Data entries:
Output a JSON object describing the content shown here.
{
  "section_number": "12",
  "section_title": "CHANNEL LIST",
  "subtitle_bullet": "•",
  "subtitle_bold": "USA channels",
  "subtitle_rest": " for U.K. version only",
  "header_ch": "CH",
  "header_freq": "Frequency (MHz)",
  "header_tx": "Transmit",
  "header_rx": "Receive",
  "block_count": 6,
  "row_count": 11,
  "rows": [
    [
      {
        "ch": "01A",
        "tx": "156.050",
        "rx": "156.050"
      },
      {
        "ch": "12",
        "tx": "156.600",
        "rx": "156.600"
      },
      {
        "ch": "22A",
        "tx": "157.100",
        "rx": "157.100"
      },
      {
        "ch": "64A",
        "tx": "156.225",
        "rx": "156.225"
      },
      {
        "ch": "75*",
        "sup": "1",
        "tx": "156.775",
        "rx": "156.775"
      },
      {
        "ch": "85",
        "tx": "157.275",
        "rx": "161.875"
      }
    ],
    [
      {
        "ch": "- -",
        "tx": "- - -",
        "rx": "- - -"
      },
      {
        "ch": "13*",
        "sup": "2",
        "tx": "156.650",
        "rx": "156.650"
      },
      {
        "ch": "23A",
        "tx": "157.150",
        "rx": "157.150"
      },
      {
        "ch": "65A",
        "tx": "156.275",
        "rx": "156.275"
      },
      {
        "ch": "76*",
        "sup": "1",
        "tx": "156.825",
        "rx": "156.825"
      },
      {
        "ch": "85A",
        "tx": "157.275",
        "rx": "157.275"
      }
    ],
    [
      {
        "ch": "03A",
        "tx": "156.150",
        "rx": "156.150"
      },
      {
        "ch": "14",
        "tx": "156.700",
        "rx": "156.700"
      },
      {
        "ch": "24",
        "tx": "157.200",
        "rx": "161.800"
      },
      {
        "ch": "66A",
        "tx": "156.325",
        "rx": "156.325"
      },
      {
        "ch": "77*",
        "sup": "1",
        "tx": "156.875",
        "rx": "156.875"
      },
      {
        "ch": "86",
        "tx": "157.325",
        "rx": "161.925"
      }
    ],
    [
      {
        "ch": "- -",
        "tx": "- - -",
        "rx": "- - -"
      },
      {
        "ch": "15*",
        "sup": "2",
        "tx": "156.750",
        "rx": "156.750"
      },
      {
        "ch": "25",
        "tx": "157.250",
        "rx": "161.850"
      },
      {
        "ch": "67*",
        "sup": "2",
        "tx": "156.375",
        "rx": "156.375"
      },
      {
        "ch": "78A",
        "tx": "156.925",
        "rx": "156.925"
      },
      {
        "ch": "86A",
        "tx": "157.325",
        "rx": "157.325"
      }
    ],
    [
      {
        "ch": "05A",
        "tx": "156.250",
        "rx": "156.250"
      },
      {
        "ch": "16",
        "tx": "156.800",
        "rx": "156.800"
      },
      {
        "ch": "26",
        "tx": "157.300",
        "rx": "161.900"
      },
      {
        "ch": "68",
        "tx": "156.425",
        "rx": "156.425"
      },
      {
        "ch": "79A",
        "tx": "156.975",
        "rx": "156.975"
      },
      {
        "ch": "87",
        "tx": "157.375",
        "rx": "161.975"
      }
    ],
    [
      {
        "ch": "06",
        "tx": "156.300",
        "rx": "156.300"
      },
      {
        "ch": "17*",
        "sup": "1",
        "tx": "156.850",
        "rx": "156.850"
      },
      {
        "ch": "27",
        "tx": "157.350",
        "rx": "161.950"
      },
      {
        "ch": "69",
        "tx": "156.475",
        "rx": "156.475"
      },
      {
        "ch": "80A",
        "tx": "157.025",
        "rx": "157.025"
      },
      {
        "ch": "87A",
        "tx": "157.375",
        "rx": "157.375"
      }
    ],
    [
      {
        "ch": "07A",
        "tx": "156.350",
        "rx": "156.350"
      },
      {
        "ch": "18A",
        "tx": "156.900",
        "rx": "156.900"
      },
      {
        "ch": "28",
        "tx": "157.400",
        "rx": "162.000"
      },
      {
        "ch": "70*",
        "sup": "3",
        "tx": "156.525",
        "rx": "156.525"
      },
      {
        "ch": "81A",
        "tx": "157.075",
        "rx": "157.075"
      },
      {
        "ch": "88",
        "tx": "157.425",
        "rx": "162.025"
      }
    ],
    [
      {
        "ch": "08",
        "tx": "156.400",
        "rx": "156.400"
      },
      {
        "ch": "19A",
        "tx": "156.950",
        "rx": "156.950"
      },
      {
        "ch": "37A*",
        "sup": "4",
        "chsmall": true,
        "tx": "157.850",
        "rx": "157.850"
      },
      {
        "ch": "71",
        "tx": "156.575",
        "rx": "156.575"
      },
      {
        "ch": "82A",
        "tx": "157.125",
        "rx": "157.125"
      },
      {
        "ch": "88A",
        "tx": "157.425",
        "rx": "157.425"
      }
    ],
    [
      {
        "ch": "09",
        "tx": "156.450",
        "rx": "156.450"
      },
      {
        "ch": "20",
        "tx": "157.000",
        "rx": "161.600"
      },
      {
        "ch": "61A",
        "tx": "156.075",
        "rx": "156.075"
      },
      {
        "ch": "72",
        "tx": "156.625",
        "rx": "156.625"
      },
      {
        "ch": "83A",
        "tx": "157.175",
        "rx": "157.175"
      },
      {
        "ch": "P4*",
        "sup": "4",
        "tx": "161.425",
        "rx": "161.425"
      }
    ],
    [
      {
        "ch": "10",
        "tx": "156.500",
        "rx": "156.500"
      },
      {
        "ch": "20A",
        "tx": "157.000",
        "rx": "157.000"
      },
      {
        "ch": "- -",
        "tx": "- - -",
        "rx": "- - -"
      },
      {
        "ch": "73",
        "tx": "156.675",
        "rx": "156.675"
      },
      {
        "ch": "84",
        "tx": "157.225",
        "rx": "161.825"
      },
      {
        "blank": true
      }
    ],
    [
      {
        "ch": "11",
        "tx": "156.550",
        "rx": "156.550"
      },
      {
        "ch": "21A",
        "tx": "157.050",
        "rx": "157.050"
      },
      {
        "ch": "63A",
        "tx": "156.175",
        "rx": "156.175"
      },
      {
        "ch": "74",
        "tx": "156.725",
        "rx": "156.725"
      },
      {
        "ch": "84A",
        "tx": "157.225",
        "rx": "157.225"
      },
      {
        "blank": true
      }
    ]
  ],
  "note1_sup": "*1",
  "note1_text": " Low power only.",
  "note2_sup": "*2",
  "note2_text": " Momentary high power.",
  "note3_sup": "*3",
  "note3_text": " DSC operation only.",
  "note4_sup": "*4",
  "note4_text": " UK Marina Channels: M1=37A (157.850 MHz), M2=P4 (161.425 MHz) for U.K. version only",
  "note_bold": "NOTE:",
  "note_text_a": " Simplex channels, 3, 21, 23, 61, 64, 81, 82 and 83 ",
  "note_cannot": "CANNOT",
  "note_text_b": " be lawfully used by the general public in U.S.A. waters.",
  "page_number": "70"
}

__Given task__.
Your task is to reproduce all of the records exactly.

__Exercise solution__.
Output a JSON object describing the content shown here.
{
  "section_number": "12",
  "section_title": "CHANNEL LIST",
  "subtitle_bullet": "•",
  "subtitle_bold": "USA channels",
  "subtitle_rest": " for U.K. version only",
  "header_ch": "CH",
  "header_freq": "Frequency (MHz)",
  "header_tx": "Transmit",
  "header_rx": "Receive",
  "block_count": 6,
  "row_count": 11,
  "rows": [
    [
      {
        "ch": "01A",
        "tx": "156.050",
        "rx": "156.050"
      },
      {
        "ch": "12",
        "tx": "156.600",
        "rx": "156.600"
      },
      {
        "ch": "22A",
        "tx": "157.100",
        "rx": "157.100"
      },
      {
        "ch": "64A",
        "tx": "156.225",
        "rx": "156.225"
      },
      {
        "ch": "75*",
        "sup": "1",
        "tx": "156.775",
        "rx": "156.775"
      },
      {
        "ch": "85",
        "tx": "157.275",
        "rx": "161.875"
      }
    ],
    [
      {
        "ch": "- -",
        "tx": "- - -",
        "rx": "- - -"
      },
      {
        "ch": "13*",
        "sup": "2",
        "tx": "156.650",
        "rx": "156.650"
      },
      {
        "ch": "23A",
        "tx": "157.150",
        "rx": "157.150"
      },
      {
        "ch": "65A",
        "tx": "156.275",
        "rx": "156.275"
      },
      {
        "ch": "76*",
        "sup": "1",
        "tx": "156.825",
        "rx": "156.825"
      },
      {
        "ch": "85A",
        "tx": "157.275",
        "rx": "157.275"
      }
    ],
    [
      {
        "ch": "03A",
        "tx": "156.150",
        "rx": "156.150"
      },
      {
        "ch": "14",
        "tx": "156.700",
        "rx": "156.700"
      },
      {
        "ch": "24",
        "tx": "157.200",
        "rx": "161.800"
      },
      {
        "ch": "66A",
        "tx": "156.325",
        "rx": "156.325"
      },
      {
        "ch": "77*",
        "sup": "1",
        "tx": "156.875",
        "rx": "156.875"
      },
      {
        "ch": "86",
        "tx": "157.325",
        "rx": "161.925"
      }
    ],
    [
      {
        "ch": "- -",
        "tx": "- - -",
        "rx": "- - -"
      },
      {
        "ch": "15*",
        "sup": "2",
        "tx": "156.750",
        "rx": "156.750"
      },
      {
        "ch": "25",
        "tx": "157.250",
        "rx": "161.850"
      },
      {
        "ch": "67*",
        "sup": "2",
        "tx": "156.375",
        "rx": "156.375"
      },
      {
        "ch": "78A",
        "tx": "156.925",
        "rx": "156.925"
      },
      {
        "ch": "86A",
        "tx": "157.325",
        "rx": "157.325"
      }
    ],
    [
      {
        "ch": "05A",
        "tx": "156.250",
        "rx": "156.250"
      },
      {
        "ch": "16",
        "tx": "156.800",
        "rx": "156.800"
      },
      {
        "ch": "26",
        "tx": "157.300",
        "rx": "161.900"
      },
      {
        "ch": "68",
        "tx": "156.425",
        "rx": "156.425"
      },
      {
        "ch": "79A",
        "tx": "156.975",
        "rx": "156.975"
      },
      {
        "ch": "87",
        "tx": "157.375",
        "rx": "161.975"
      }
    ],
    [
      {
        "ch": "06",
        "tx": "156.300",
        "rx": "156.300"
      },
      {
        "ch": "17*",
        "sup": "1",
        "tx": "156.850",
        "rx": "156.850"
      },
      {
        "ch": "27",
        "tx": "157.350",
        "rx": "161.950"
      },
      {
        "ch": "69",
        "tx": "156.475",
        "rx": "156.475"
      },
      {
        "ch": "80A",
        "tx": "157.025",
        "rx": "157.025"
      },
      {
        "ch": "87A",
        "tx": "157.375",
        "rx": "157.375"
      }
    ],
    [
      {
        "ch": "07A",
        "tx": "156.350",
        "rx": "156.350"
      },
      {
        "ch": "18A",
        "tx": "156.900",
        "rx": "156.900"
      },
      {
        "ch": "28",
        "tx": "157.400",
        "rx": "162.000"
      },
      {
        "ch": "70*",
        "sup": "3",
        "tx": "156.525",
        "rx": "156.525"
      },
      {
        "ch": "81A",
        "tx": "157.075",
        "rx": "157.075"
      },
      {
        "ch": "88",
        "tx": "157.425",
        "rx": "162.025"
      }
    ],
    [
      {
        "ch": "08",
        "tx": "156.400",
        "rx": "156.400"
      },
      {
        "ch": "19A",
        "tx": "156.950",
        "rx": "156.950"
      },
      {
        "ch": "37A*",
        "sup": "4",
        "chsmall": true,
        "tx": "157.850",
        "rx": "157.850"
      },
      {
        "ch": "71",
        "tx": "156.575",
        "rx": "156.575"
      },
      {
        "ch": "82A",
        "tx": "157.125",
        "rx": "157.125"
      },
      {
        "ch": "88A",
        "tx": "157.425",
        "rx": "157.425"
      }
    ],
    [
      {
        "ch": "09",
        "tx": "156.450",
        "rx": "156.450"
      },
      {
        "ch": "20",
        "tx": "157.000",
        "rx": "161.600"
      },
      {
        "ch": "61A",
        "tx": "156.075",
        "rx": "156.075"
      },
      {
        "ch": "72",
        "tx": "156.625",
        "rx": "156.625"
      },
      {
        "ch": "83A",
        "tx": "157.175",
        "rx": "157.175"
      },
      {
        "ch": "P4*",
        "sup": "4",
        "tx": "161.425",
        "rx": "161.425"
      }
    ],
    [
      {
        "ch": "10",
        "tx": "156.500",
        "rx": "156.500"
      },
      {
        "ch": "20A",
        "tx": "157.000",
        "rx": "157.000"
      },
      {
        "ch": "- -",
        "tx": "- - -",
        "rx": "- - -"
      },
      {
        "ch": "73",
        "tx": "156.675",
        "rx": "156.675"
      },
      {
        "ch": "84",
        "tx": "157.225",
        "rx": "161.825"
      },
      {
        "blank": true
      }
    ],
    [
      {
        "ch": "11",
        "tx": "156.550",
        "rx": "156.550"
      },
      {
        "ch": "21A",
        "tx": "157.050",
        "rx": "157.050"
      },
      {
        "ch": "63A",
        "tx": "156.175",
        "rx": "156.175"
      },
      {
        "ch": "74",
        "tx": "156.725",
        "rx": "156.725"
      },
      {
        "ch": "84A",
        "tx": "157.225",
        "rx": "157.225"
      },
      {
        "blank": true
      }
    ]
  ],
  "note1_sup": "*1",
  "note1_text": " Low power only.",
  "note2_sup": "*2",
  "note2_text": " Momentary high power.",
  "note3_sup": "*3",
  "note3_text": " DSC operation only.",
  "note4_sup": "*4",
  "note4_text": " UK Marina Channels: M1=37A (157.850 MHz), M2=P4 (161.425 MHz) for U.K. version only",
  "note_bold": "NOTE:",
  "note_text_a": " Simplex channels, 3, 21, 23, 61, 64, 81, 82 and 83 ",
  "note_cannot": "CANNOT",
  "note_text_b": " be lawfully used by the general public in U.S.A. waters.",
  "page_number": "70"
}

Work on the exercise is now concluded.